(Dataset items)
(begin)

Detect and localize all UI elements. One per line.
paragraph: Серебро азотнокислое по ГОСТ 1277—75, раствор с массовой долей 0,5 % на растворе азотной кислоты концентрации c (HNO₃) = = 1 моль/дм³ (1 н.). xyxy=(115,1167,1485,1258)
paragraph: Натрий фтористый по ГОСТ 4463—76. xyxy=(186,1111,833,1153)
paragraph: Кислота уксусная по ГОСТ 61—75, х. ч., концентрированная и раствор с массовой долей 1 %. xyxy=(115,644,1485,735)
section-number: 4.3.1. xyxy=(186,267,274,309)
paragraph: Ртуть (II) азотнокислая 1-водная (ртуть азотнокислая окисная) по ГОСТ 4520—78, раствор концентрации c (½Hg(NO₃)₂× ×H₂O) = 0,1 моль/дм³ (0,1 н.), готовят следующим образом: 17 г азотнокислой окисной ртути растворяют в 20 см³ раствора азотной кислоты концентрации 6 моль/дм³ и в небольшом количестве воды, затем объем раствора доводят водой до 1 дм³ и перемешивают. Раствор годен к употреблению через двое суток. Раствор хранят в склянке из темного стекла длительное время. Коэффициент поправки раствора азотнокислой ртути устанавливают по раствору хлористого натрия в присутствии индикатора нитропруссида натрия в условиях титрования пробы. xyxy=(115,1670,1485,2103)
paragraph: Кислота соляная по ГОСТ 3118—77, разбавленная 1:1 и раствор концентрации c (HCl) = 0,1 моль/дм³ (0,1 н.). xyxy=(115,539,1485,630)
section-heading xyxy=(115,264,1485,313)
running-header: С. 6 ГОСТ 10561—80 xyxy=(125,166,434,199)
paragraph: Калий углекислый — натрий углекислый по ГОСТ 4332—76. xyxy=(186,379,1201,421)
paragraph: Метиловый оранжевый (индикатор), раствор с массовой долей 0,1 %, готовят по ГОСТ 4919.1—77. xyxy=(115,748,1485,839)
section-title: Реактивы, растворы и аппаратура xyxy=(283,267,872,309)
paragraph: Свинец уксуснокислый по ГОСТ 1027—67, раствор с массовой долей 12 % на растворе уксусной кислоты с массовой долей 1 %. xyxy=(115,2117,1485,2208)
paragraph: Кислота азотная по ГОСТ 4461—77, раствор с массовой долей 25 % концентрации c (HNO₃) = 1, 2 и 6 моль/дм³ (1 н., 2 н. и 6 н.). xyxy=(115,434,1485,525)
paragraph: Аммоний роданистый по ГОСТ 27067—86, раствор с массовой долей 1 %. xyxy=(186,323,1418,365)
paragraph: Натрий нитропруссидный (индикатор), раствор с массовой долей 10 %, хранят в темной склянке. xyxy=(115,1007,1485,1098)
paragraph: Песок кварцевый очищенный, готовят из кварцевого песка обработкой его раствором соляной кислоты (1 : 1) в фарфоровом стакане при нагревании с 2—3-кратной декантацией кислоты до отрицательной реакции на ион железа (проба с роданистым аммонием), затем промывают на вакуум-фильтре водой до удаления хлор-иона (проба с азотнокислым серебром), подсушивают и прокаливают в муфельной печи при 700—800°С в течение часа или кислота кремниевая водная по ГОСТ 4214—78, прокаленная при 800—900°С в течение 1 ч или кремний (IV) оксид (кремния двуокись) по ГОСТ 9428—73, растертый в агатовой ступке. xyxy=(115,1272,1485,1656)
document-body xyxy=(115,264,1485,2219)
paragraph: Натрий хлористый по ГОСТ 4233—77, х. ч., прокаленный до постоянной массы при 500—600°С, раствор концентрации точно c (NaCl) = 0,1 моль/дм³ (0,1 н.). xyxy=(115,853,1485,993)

(end)

* [Written request] Write out all the items above again, line for line, without changing anything.

* [The answer]
Detect and localize all UI elements. One per line.
paragraph: Серебро азотнокислое по ГОСТ 1277—75, раствор с массовой долей 0,5 % на растворе азотной кислоты концентрации c (HNO₃) = = 1 моль/дм³ (1 н.). xyxy=(115,1167,1485,1258)
paragraph: Натрий фтористый по ГОСТ 4463—76. xyxy=(186,1111,833,1153)
paragraph: Кислота уксусная по ГОСТ 61—75, х. ч., концентрированная и раствор с массовой долей 1 %. xyxy=(115,644,1485,735)
section-number: 4.3.1. xyxy=(186,267,274,309)
paragraph: Ртуть (II) азотнокислая 1-водная (ртуть азотнокислая окисная) по ГОСТ 4520—78, раствор концентрации c (½Hg(NO₃)₂× ×H₂O) = 0,1 моль/дм³ (0,1 н.), готовят следующим образом: 17 г азотнокислой окисной ртути растворяют в 20 см³ раствора азотной кислоты концентрации 6 моль/дм³ и в небольшом количестве воды, затем объем раствора доводят водой до 1 дм³ и перемешивают. Раствор годен к употреблению через двое суток. Раствор хранят в склянке из темного стекла длительное время. Коэффициент поправки раствора азотнокислой ртути устанавливают по раствору хлористого натрия в присутствии индикатора нитропруссида натрия в условиях титрования пробы. xyxy=(115,1670,1485,2103)
paragraph: Кислота соляная по ГОСТ 3118—77, разбавленная 1:1 и раствор концентрации c (HCl) = 0,1 моль/дм³ (0,1 н.). xyxy=(115,539,1485,630)
section-heading xyxy=(115,264,1485,313)
running-header: С. 6 ГОСТ 10561—80 xyxy=(125,166,434,199)
paragraph: Калий углекислый — натрий углекислый по ГОСТ 4332—76. xyxy=(186,379,1201,421)
paragraph: Метиловый оранжевый (индикатор), раствор с массовой долей 0,1 %, готовят по ГОСТ 4919.1—77. xyxy=(115,748,1485,839)
section-title: Реактивы, растворы и аппаратура xyxy=(283,267,872,309)
paragraph: Свинец уксуснокислый по ГОСТ 1027—67, раствор с массовой долей 12 % на растворе уксусной кислоты с массовой долей 1 %. xyxy=(115,2117,1485,2208)
paragraph: Кислота азотная по ГОСТ 4461—77, раствор с массовой долей 25 % концентрации c (HNO₃) = 1, 2 и 6 моль/дм³ (1 н., 2 н. и 6 н.). xyxy=(115,434,1485,525)
paragraph: Аммоний роданистый по ГОСТ 27067—86, раствор с массовой долей 1 %. xyxy=(186,323,1418,365)
paragraph: Натрий нитропруссидный (индикатор), раствор с массовой долей 10 %, хранят в темной склянке. xyxy=(115,1007,1485,1098)
paragraph: Песок кварцевый очищенный, готовят из кварцевого песка обработкой его раствором соляной кислоты (1 : 1) в фарфоровом стакане при нагревании с 2—3-кратной декантацией кислоты до отрицательной реакции на ион железа (проба с роданистым аммонием), затем промывают на вакуум-фильтре водой до удаления хлор-иона (проба с азотнокислым серебром), подсушивают и прокаливают в муфельной печи при 700—800°С в течение часа или кислота кремниевая водная по ГОСТ 4214—78, прокаленная при 800—900°С в течение 1 ч или кремний (IV) оксид (кремния двуокись) по ГОСТ 9428—73, растертый в агатовой ступке. xyxy=(115,1272,1485,1656)
document-body xyxy=(115,264,1485,2219)
paragraph: Натрий хлористый по ГОСТ 4233—77, х. ч., прокаленный до постоянной массы при 500—600°С, раствор концентрации точно c (NaCl) = 0,1 моль/дм³ (0,1 н.). xyxy=(115,853,1485,993)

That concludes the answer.